===== MATERIAL SUPPLIED
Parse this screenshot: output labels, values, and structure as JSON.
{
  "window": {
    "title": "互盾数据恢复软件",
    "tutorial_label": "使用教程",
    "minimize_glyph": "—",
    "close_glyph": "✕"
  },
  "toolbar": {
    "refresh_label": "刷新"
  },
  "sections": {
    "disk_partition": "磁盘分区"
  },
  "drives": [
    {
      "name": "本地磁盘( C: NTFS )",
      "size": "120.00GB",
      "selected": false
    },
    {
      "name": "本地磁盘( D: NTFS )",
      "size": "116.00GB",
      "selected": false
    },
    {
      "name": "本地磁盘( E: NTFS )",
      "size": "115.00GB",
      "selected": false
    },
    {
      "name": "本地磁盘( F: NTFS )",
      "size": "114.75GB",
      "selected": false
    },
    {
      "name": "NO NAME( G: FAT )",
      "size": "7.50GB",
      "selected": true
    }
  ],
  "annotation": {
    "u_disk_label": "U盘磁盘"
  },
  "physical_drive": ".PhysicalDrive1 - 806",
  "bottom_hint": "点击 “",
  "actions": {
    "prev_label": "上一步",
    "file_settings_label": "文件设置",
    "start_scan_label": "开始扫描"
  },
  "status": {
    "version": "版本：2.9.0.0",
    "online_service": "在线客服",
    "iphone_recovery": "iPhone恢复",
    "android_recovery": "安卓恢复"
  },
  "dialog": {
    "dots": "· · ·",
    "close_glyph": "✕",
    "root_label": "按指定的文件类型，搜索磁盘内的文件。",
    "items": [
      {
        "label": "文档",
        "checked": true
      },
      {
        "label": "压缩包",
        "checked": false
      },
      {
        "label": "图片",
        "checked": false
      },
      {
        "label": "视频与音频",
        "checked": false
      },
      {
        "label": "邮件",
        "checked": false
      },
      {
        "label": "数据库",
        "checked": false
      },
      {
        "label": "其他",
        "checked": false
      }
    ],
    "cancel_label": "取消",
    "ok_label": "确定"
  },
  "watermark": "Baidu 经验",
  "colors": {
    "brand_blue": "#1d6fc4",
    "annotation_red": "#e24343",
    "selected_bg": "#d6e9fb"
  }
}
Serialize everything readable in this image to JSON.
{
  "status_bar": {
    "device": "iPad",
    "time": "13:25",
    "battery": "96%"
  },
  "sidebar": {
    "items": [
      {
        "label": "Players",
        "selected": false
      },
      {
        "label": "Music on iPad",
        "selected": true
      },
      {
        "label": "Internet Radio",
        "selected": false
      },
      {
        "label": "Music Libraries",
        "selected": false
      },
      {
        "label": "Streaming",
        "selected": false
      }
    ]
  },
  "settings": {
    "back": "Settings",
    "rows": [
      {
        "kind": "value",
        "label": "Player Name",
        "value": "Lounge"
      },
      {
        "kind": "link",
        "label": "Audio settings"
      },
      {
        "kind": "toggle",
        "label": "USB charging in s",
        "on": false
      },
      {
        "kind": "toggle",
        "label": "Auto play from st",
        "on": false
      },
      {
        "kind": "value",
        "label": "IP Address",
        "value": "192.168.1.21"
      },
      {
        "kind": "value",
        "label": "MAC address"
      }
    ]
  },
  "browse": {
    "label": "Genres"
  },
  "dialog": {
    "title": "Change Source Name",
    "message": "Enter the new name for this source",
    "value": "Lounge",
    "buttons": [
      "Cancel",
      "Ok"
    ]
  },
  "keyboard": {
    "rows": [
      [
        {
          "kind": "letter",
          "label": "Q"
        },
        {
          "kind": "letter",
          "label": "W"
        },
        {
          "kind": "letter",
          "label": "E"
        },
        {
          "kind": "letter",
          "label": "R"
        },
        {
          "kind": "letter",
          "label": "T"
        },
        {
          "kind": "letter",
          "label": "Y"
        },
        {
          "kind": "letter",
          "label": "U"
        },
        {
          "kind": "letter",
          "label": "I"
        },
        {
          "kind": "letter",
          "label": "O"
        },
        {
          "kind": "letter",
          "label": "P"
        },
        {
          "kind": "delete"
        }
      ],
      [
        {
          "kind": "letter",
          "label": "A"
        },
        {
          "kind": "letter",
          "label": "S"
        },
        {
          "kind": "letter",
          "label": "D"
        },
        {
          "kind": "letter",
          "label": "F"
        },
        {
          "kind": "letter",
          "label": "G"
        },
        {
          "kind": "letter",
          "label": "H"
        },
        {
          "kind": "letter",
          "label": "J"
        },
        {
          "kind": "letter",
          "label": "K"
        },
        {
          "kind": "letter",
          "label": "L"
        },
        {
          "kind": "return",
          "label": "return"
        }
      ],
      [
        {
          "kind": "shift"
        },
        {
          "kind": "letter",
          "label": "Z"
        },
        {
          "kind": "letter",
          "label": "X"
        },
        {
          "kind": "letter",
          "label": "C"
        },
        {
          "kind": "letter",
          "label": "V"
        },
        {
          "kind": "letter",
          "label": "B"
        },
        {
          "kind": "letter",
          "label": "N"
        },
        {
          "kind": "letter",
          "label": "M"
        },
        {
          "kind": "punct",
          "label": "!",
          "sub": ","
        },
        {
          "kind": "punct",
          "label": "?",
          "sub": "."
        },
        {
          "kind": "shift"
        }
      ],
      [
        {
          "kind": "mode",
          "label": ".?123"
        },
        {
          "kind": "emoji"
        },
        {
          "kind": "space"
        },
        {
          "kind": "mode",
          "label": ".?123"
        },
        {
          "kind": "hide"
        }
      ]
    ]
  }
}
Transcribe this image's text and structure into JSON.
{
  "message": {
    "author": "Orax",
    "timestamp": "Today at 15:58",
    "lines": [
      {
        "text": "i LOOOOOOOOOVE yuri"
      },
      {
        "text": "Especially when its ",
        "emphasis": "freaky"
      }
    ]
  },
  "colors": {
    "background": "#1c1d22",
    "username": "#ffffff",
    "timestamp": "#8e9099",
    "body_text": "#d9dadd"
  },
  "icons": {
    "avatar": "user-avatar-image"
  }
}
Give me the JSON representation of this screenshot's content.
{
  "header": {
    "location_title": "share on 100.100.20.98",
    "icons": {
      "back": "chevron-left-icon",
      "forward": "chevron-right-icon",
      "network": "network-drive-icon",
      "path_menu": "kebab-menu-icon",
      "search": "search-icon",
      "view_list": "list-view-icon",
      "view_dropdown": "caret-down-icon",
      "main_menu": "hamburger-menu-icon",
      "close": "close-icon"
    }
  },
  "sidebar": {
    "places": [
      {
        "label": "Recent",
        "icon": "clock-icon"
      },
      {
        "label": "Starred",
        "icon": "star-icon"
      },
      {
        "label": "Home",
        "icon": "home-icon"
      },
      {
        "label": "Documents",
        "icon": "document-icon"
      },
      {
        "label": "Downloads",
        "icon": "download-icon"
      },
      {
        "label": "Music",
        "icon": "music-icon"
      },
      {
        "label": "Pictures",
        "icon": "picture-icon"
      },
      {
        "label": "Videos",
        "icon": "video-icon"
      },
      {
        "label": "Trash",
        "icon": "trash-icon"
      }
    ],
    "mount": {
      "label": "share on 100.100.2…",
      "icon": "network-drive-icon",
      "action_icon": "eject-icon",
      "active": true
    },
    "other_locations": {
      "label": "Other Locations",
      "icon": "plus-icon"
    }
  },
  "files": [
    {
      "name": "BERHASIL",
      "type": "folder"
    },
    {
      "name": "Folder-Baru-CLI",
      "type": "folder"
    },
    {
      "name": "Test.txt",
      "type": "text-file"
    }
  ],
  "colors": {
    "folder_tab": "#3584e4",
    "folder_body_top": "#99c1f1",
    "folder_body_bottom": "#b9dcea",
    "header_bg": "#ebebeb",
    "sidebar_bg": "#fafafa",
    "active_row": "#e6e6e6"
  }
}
==========
WRITTEN REQUEST: From the records above, extract every line exactly as it stands.

CORRECT ANSWER:
Parse this screenshot: output labels, values, and structure as JSON.
{
  "window": {
    "title": "互盾数据恢复软件",
    "tutorial_label": "使用教程",
    "minimize_glyph": "—",
    "close_glyph": "✕"
  },
  "toolbar": {
    "refresh_label": "刷新"
  },
  "sections": {
    "disk_partition": "磁盘分区"
  },
  "drives": [
    {
      "name": "本地磁盘( C: NTFS )",
      "size": "120.00GB",
      "selected": false
    },
    {
      "name": "本地磁盘( D: NTFS )",
      "size": "116.00GB",
      "selected": false
    },
    {
      "name": "本地磁盘( E: NTFS )",
      "size": "115.00GB",
      "selected": false
    },
    {
      "name": "本地磁盘( F: NTFS )",
      "size": "114.75GB",
      "selected": false
    },
    {
      "name": "NO NAME( G: FAT )",
      "size": "7.50GB",
      "selected": true
    }
  ],
  "annotation": {
    "u_disk_label": "U盘磁盘"
  },
  "physical_drive": ".PhysicalDrive1 - 806",
  "bottom_hint": "点击 “",
  "actions": {
    "prev_label": "上一步",
    "file_settings_label": "文件设置",
    "start_scan_label": "开始扫描"
  },
  "status": {
    "version": "版本：2.9.0.0",
    "online_service": "在线客服",
    "iphone_recovery": "iPhone恢复",
    "android_recovery": "安卓恢复"
  },
  "dialog": {
    "dots": "· · ·",
    "close_glyph": "✕",
    "root_label": "按指定的文件类型，搜索磁盘内的文件。",
    "items": [
      {
        "label": "文档",
        "checked": true
      },
      {
        "label": "压缩包",
        "checked": false
      },
      {
        "label": "图片",
        "checked": false
      },
      {
        "label": "视频与音频",
        "checked": false
      },
      {
        "label": "邮件",
        "checked": false
      },
      {
        "label": "数据库",
        "checked": false
      },
      {
        "label": "其他",
        "checked": false
      }
    ],
    "cancel_label": "取消",
    "ok_label": "确定"
  },
  "watermark": "Baidu 经验",
  "colors": {
    "brand_blue": "#1d6fc4",
    "annotation_red": "#e24343",
    "selected_bg": "#d6e9fb"
  }
}
Serialize everything readable in this image to JSON.
{
  "status_bar": {
    "device": "iPad",
    "time": "13:25",
    "battery": "96%"
  },
  "sidebar": {
    "items": [
      {
        "label": "Players",
        "selected": false
      },
      {
        "label": "Music on iPad",
        "selected": true
      },
      {
        "label": "Internet Radio",
        "selected": false
      },
      {
        "label": "Music Libraries",
        "selected": false
      },
      {
        "label": "Streaming",
        "selected": false
      }
    ]
  },
  "settings": {
    "back": "Settings",
    "rows": [
      {
        "kind": "value",
        "label": "Player Name",
        "value": "Lounge"
      },
      {
        "kind": "link",
        "label": "Audio settings"
      },
      {
        "kind": "toggle",
        "label": "USB charging in s",
        "on": false
      },
      {
        "kind": "toggle",
        "label": "Auto play from st",
        "on": false
      },
      {
        "kind": "value",
        "label": "IP Address",
        "value": "192.168.1.21"
      },
      {
        "kind": "value",
        "label": "MAC address"
      }
    ]
  },
  "browse": {
    "label": "Genres"
  },
  "dialog": {
    "title": "Change Source Name",
    "message": "Enter the new name for this source",
    "value": "Lounge",
    "buttons": [
      "Cancel",
      "Ok"
    ]
  },
  "keyboard": {
    "rows": [
      [
        {
          "kind": "letter",
          "label": "Q"
        },
        {
          "kind": "letter",
          "label": "W"
        },
        {
          "kind": "letter",
          "label": "E"
        },
        {
          "kind": "letter",
          "label": "R"
        },
        {
          "kind": "letter",
          "label": "T"
        },
        {
          "kind": "letter",
          "label": "Y"
        },
        {
          "kind": "letter",
          "label": "U"
        },
        {
          "kind": "letter",
          "label": "I"
        },
        {
          "kind": "letter",
          "label": "O"
        },
        {
          "kind": "letter",
          "label": "P"
        },
        {
          "kind": "delete"
        }
      ],
      [
        {
          "kind": "letter",
          "label": "A"
        },
        {
          "kind": "letter",
          "label": "S"
        },
        {
          "kind": "letter",
          "label": "D"
        },
        {
          "kind": "letter",
          "label": "F"
        },
        {
          "kind": "letter",
          "label": "G"
        },
        {
          "kind": "letter",
          "label": "H"
        },
        {
          "kind": "letter",
          "label": "J"
        },
        {
          "kind": "letter",
          "label": "K"
        },
        {
          "kind": "letter",
          "label": "L"
        },
        {
          "kind": "return",
          "label": "return"
        }
      ],
      [
        {
          "kind": "shift"
        },
        {
          "kind": "letter",
          "label": "Z"
        },
        {
          "kind": "letter",
          "label": "X"
        },
        {
          "kind": "letter",
          "label": "C"
        },
        {
          "kind": "letter",
          "label": "V"
        },
        {
          "kind": "letter",
          "label": "B"
        },
        {
          "kind": "letter",
          "label": "N"
        },
        {
          "kind": "letter",
          "label": "M"
        },
        {
          "kind": "punct",
          "label": "!",
          "sub": ","
        },
        {
          "kind": "punct",
          "label": "?",
          "sub": "."
        },
        {
          "kind": "shift"
        }
      ],
      [
        {
          "kind": "mode",
          "label": ".?123"
        },
        {
          "kind": "emoji"
        },
        {
          "kind": "space"
        },
        {
          "kind": "mode",
          "label": ".?123"
        },
        {
          "kind": "hide"
        }
      ]
    ]
  }
}
Transcribe this image's text and structure into JSON.
{
  "message": {
    "author": "Orax",
    "timestamp": "Today at 15:58",
    "lines": [
      {
        "text": "i LOOOOOOOOOVE yuri"
      },
      {
        "text": "Especially when its ",
        "emphasis": "freaky"
      }
    ]
  },
  "colors": {
    "background": "#1c1d22",
    "username": "#ffffff",
    "timestamp": "#8e9099",
    "body_text": "#d9dadd"
  },
  "icons": {
    "avatar": "user-avatar-image"
  }
}
Give me the JSON representation of this screenshot's content.
{
  "header": {
    "location_title": "share on 100.100.20.98",
    "icons": {
      "back": "chevron-left-icon",
      "forward": "chevron-right-icon",
      "network": "network-drive-icon",
      "path_menu": "kebab-menu-icon",
      "search": "search-icon",
      "view_list": "list-view-icon",
      "view_dropdown": "caret-down-icon",
      "main_menu": "hamburger-menu-icon",
      "close": "close-icon"
    }
  },
  "sidebar": {
    "places": [
      {
        "label": "Recent",
        "icon": "clock-icon"
      },
      {
        "label": "Starred",
        "icon": "star-icon"
      },
      {
        "label": "Home",
        "icon": "home-icon"
      },
      {
        "label": "Documents",
        "icon": "document-icon"
      },
      {
        "label": "Downloads",
        "icon": "download-icon"
      },
      {
        "label": "Music",
        "icon": "music-icon"
      },
      {
        "label": "Pictures",
        "icon": "picture-icon"
      },
      {
        "label": "Videos",
        "icon": "video-icon"
      },
      {
        "label": "Trash",
        "icon": "trash-icon"
      }
    ],
    "mount": {
      "label": "share on 100.100.2…",
      "icon": "network-drive-icon",
      "action_icon": "eject-icon",
      "active": true
    },
    "other_locations": {
      "label": "Other Locations",
      "icon": "plus-icon"
    }
  },
  "files": [
    {
      "name": "BERHASIL",
      "type": "folder"
    },
    {
      "name": "Folder-Baru-CLI",
      "type": "folder"
    },
    {
      "name": "Test.txt",
      "type": "text-file"
    }
  ],
  "colors": {
    "folder_tab": "#3584e4",
    "folder_body_top": "#99c1f1",
    "folder_body_bottom": "#b9dcea",
    "header_bg": "#ebebeb",
    "sidebar_bg": "#fafafa",
    "active_row": "#e6e6e6"
  }
}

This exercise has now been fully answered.